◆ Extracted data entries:
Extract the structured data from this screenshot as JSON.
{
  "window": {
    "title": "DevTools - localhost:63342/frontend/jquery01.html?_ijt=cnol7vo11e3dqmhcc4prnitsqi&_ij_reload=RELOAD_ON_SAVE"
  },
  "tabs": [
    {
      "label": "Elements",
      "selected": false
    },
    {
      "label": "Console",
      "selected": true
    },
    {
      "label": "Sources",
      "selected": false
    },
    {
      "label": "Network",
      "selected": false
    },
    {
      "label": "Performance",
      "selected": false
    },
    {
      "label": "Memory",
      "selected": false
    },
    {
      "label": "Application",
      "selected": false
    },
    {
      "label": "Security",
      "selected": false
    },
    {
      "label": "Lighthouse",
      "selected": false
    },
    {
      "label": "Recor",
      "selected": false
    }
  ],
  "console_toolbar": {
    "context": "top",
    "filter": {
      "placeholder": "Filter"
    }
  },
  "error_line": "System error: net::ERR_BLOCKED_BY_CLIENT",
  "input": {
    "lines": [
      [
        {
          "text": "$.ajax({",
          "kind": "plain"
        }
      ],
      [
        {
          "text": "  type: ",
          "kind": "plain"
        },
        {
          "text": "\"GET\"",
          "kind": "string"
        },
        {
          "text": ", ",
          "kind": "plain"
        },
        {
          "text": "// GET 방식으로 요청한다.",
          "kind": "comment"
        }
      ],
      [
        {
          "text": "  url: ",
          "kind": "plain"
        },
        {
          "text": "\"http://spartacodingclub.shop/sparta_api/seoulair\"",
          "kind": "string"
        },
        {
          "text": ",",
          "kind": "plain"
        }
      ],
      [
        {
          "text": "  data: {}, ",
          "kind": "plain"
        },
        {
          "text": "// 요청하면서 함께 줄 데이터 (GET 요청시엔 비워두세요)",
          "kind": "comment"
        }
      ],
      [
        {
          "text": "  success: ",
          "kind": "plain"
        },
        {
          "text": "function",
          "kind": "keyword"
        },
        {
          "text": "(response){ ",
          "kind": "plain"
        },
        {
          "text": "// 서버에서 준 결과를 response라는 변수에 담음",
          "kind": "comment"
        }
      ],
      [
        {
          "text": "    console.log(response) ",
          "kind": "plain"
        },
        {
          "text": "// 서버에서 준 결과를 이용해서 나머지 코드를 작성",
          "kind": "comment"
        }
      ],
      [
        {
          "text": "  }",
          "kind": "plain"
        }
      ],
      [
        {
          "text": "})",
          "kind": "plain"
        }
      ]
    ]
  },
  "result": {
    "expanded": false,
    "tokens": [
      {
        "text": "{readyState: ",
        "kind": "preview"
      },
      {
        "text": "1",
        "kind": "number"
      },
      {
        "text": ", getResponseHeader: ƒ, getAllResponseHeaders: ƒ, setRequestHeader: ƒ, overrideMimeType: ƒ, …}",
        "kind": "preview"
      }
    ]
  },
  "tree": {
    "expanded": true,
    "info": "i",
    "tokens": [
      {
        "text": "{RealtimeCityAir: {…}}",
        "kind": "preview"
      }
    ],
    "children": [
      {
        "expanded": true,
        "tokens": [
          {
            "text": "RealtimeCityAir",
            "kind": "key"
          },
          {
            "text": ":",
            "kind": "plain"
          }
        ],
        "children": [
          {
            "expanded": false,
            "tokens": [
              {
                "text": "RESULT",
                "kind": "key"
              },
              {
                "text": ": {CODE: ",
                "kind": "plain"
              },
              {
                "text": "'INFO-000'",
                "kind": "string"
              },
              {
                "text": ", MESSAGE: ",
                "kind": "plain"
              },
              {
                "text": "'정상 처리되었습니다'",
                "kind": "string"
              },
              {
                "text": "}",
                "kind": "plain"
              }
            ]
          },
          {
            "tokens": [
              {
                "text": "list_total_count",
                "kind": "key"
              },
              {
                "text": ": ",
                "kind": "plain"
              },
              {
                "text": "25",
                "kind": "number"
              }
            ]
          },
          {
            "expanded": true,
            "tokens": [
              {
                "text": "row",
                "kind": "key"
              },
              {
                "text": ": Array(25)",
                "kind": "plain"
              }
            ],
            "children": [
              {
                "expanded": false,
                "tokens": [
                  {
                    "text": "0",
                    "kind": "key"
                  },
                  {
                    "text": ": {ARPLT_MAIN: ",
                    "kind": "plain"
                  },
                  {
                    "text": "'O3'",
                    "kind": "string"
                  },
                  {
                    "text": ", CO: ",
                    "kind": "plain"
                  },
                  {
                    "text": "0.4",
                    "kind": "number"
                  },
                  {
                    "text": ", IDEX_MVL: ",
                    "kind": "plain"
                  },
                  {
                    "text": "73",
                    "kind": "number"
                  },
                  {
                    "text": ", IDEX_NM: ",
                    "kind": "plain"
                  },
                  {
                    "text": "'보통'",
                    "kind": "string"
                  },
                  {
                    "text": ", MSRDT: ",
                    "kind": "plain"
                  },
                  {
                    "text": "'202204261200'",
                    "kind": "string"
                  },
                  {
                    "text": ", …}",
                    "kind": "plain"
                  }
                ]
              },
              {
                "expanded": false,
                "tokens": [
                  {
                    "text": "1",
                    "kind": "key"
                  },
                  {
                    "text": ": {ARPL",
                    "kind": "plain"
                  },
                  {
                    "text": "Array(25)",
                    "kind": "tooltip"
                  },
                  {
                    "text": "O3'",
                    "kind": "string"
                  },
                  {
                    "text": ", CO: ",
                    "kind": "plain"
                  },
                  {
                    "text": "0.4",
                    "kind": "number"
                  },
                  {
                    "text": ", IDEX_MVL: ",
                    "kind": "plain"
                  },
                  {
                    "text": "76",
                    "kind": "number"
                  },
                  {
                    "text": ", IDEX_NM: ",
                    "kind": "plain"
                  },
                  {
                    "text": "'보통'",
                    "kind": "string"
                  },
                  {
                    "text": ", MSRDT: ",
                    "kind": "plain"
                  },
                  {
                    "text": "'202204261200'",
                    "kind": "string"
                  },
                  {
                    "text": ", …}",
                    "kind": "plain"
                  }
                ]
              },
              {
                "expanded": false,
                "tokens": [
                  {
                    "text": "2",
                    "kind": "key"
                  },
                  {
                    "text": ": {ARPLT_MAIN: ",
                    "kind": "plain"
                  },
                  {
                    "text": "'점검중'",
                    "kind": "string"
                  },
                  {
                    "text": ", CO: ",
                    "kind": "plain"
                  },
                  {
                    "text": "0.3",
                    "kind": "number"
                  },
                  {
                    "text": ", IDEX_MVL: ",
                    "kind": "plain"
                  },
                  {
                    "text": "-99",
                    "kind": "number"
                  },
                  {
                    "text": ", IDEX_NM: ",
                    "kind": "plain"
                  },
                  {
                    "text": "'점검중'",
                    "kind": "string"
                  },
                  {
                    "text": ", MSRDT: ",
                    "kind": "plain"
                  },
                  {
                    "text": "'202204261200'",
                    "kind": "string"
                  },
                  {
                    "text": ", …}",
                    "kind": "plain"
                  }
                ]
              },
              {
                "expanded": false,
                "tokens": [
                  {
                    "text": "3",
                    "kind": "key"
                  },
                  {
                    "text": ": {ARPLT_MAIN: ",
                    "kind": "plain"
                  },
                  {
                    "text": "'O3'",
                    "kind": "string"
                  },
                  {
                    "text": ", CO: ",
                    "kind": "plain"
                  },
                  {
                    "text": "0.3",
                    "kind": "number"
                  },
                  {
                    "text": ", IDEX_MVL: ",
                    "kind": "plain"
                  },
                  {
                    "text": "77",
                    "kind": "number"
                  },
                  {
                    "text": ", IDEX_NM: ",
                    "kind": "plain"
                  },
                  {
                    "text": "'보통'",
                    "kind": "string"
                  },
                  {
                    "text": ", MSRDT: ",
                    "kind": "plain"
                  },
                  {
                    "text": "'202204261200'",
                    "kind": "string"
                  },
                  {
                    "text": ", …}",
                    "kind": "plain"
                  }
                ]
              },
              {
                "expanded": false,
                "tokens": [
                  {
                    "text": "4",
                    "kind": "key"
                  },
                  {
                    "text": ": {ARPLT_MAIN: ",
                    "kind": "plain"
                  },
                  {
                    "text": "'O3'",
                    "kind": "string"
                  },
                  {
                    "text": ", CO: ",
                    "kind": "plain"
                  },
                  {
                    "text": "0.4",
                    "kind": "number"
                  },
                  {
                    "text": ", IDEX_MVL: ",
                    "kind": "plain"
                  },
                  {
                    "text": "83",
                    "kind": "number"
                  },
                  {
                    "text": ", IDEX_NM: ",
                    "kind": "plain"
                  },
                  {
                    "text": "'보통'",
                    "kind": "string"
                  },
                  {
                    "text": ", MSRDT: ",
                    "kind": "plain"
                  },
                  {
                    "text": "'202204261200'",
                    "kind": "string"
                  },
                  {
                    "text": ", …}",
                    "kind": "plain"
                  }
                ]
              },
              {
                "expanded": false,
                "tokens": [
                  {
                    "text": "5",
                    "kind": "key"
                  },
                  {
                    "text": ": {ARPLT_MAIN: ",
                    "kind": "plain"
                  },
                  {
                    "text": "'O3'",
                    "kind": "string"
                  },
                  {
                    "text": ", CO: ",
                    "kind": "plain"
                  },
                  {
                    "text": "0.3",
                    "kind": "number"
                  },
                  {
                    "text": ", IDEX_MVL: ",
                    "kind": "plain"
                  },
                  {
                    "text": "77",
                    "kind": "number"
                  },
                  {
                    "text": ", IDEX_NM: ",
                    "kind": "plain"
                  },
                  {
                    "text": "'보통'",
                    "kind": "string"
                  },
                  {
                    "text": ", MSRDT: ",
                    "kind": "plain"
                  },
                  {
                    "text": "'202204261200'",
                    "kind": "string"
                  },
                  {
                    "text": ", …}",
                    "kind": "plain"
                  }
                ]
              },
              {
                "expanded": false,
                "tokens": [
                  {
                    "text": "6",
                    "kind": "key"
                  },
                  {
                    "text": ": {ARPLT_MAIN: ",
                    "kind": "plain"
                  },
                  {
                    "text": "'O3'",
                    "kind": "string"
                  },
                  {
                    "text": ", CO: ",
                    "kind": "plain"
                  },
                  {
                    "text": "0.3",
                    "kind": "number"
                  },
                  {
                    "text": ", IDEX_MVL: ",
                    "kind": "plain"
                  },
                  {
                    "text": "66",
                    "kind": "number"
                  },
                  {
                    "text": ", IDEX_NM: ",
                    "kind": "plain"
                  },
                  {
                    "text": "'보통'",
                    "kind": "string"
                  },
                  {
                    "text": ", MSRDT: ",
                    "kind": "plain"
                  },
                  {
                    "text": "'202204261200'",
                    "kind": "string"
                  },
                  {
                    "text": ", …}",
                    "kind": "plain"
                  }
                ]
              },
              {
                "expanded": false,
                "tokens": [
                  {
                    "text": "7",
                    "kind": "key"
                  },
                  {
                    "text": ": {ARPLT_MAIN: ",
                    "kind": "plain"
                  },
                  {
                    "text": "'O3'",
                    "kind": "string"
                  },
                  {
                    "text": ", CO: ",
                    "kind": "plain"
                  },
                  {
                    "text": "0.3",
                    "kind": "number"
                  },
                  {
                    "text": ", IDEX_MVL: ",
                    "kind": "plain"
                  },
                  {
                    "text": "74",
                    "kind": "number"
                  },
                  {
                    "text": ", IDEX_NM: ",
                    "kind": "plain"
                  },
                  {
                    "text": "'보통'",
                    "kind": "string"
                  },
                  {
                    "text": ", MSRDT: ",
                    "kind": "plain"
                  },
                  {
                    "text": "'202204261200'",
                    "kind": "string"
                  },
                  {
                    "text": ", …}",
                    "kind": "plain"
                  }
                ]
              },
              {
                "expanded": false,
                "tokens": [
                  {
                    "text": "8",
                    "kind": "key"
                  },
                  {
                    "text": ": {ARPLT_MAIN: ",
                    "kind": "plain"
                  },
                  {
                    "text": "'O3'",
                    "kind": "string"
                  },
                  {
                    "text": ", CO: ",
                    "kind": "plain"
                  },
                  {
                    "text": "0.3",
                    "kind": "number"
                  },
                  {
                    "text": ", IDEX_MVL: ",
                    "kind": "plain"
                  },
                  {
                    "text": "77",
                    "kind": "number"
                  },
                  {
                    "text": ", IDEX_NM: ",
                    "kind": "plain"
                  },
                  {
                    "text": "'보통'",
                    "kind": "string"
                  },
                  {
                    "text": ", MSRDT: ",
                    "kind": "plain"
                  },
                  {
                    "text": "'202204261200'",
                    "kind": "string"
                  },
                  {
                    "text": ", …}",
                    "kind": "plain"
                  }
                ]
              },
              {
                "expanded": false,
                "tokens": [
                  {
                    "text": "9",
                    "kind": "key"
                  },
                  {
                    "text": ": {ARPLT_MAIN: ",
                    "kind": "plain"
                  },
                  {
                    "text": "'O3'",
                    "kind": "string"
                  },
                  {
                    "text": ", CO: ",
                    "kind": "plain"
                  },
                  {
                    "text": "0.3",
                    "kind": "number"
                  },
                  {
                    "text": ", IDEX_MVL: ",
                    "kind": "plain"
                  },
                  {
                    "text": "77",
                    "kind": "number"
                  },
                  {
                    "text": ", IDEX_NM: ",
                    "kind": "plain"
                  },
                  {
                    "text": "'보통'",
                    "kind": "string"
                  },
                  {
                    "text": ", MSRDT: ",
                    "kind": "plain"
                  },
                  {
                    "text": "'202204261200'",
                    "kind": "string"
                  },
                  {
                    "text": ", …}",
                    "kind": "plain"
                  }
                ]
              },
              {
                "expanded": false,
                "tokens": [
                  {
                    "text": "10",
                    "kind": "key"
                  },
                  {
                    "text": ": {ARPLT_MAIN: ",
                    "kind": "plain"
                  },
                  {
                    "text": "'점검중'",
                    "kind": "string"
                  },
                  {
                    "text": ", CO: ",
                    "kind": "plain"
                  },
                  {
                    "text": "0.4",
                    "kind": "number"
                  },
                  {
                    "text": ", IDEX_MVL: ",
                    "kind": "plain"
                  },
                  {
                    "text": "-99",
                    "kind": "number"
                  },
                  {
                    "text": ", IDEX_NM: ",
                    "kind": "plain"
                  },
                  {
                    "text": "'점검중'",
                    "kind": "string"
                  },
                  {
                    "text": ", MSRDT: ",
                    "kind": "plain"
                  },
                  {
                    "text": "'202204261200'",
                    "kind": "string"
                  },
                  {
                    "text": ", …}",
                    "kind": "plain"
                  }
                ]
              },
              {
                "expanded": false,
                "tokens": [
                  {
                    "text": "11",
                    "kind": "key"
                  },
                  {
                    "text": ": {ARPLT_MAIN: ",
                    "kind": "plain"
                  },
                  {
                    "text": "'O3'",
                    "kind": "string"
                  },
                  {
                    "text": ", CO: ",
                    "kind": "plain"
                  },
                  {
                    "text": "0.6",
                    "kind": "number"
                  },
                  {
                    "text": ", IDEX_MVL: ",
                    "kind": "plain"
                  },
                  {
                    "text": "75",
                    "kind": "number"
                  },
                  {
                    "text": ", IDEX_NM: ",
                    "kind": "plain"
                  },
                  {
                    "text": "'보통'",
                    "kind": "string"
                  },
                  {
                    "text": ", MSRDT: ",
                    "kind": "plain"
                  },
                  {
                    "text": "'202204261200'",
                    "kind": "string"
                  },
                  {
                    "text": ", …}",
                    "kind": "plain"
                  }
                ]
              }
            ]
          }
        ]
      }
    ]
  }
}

◆ REQUIRED WORK: From the records above, pull out each line that has "서버에서".

◆ WRITTEN SOLUTION:
          "text": "// 서버에서 준 결과를 response라는 변수에 담음",
          "text": "// 서버에서 준 결과를 이용해서 나머지 코드를 작성",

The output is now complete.